▶ Directive
Copy all of the material exactly. Pictures are not to appear in the copy.

▶ Material
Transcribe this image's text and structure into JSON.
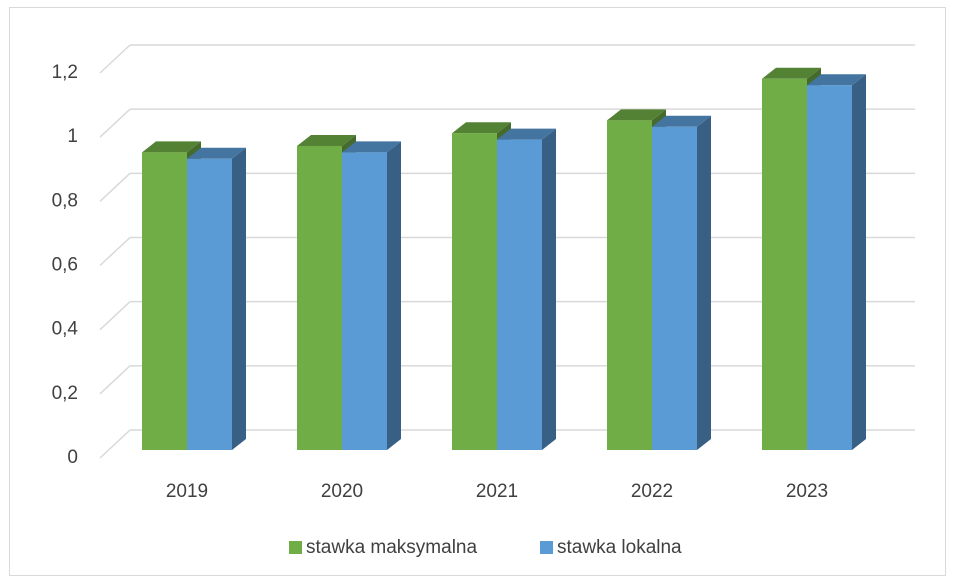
{
  "chart_data": {
    "type": "bar3d",
    "categories": [
      "2019",
      "2020",
      "2021",
      "2022",
      "2023"
    ],
    "series": [
      {
        "name": "stawka maksymalna",
        "color": "#70ad47",
        "values": [
          0.93,
          0.95,
          0.99,
          1.03,
          1.16
        ]
      },
      {
        "name": "stawka lokalna",
        "color": "#5b9bd5",
        "values": [
          0.91,
          0.93,
          0.97,
          1.01,
          1.14
        ]
      }
    ],
    "ylim": [
      0,
      1.2
    ],
    "yticks": [
      0,
      {
        "value": 0.2,
        "label": "0,2"
      },
      {
        "value": 0.4,
        "label": "0,4"
      },
      {
        "value": 0.6,
        "label": "0,6"
      },
      {
        "value": 0.8,
        "label": "0,8"
      },
      1,
      {
        "value": 1.2,
        "label": "1,2"
      }
    ],
    "grid": true,
    "legend": "bottom"
  }
}
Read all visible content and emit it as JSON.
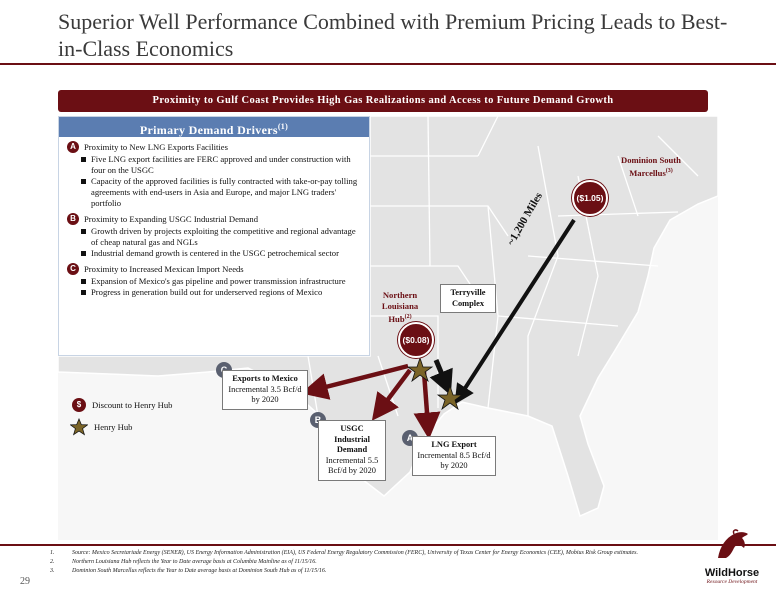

▶ Exercise result
Transcribe this image's text and structure into JSON.
{
  "chart_data": {
    "type": "bar3d",
    "categories": [
      "2019",
      "2020",
      "2021",
      "2022",
      "2023"
    ],
    "series": [
      {
        "name": "stawka maksymalna",
        "color": "#70ad47",
        "values": [
          0.93,
          0.95,
          0.99,
          1.03,
          1.16
        ]
      },
      {
        "name": "stawka lokalna",
        "color": "#5b9bd5",
        "values": [
          0.91,
          0.93,
          0.97,
          1.01,
          1.14
        ]
      }
    ],
    "ylim": [
      0,
      1.2
    ],
    "yticks": [
      0,
      {
        "value": 0.2,
        "label": "0,2"
      },
      {
        "value": 0.4,
        "label": "0,4"
      },
      {
        "value": 0.6,
        "label": "0,6"
      },
      {
        "value": 0.8,
        "label": "0,8"
      },
      1,
      {
        "value": 1.2,
        "label": "1,2"
      }
    ],
    "grid": true,
    "legend": "bottom"
  }
}
Read all visible content and emit it as JSON.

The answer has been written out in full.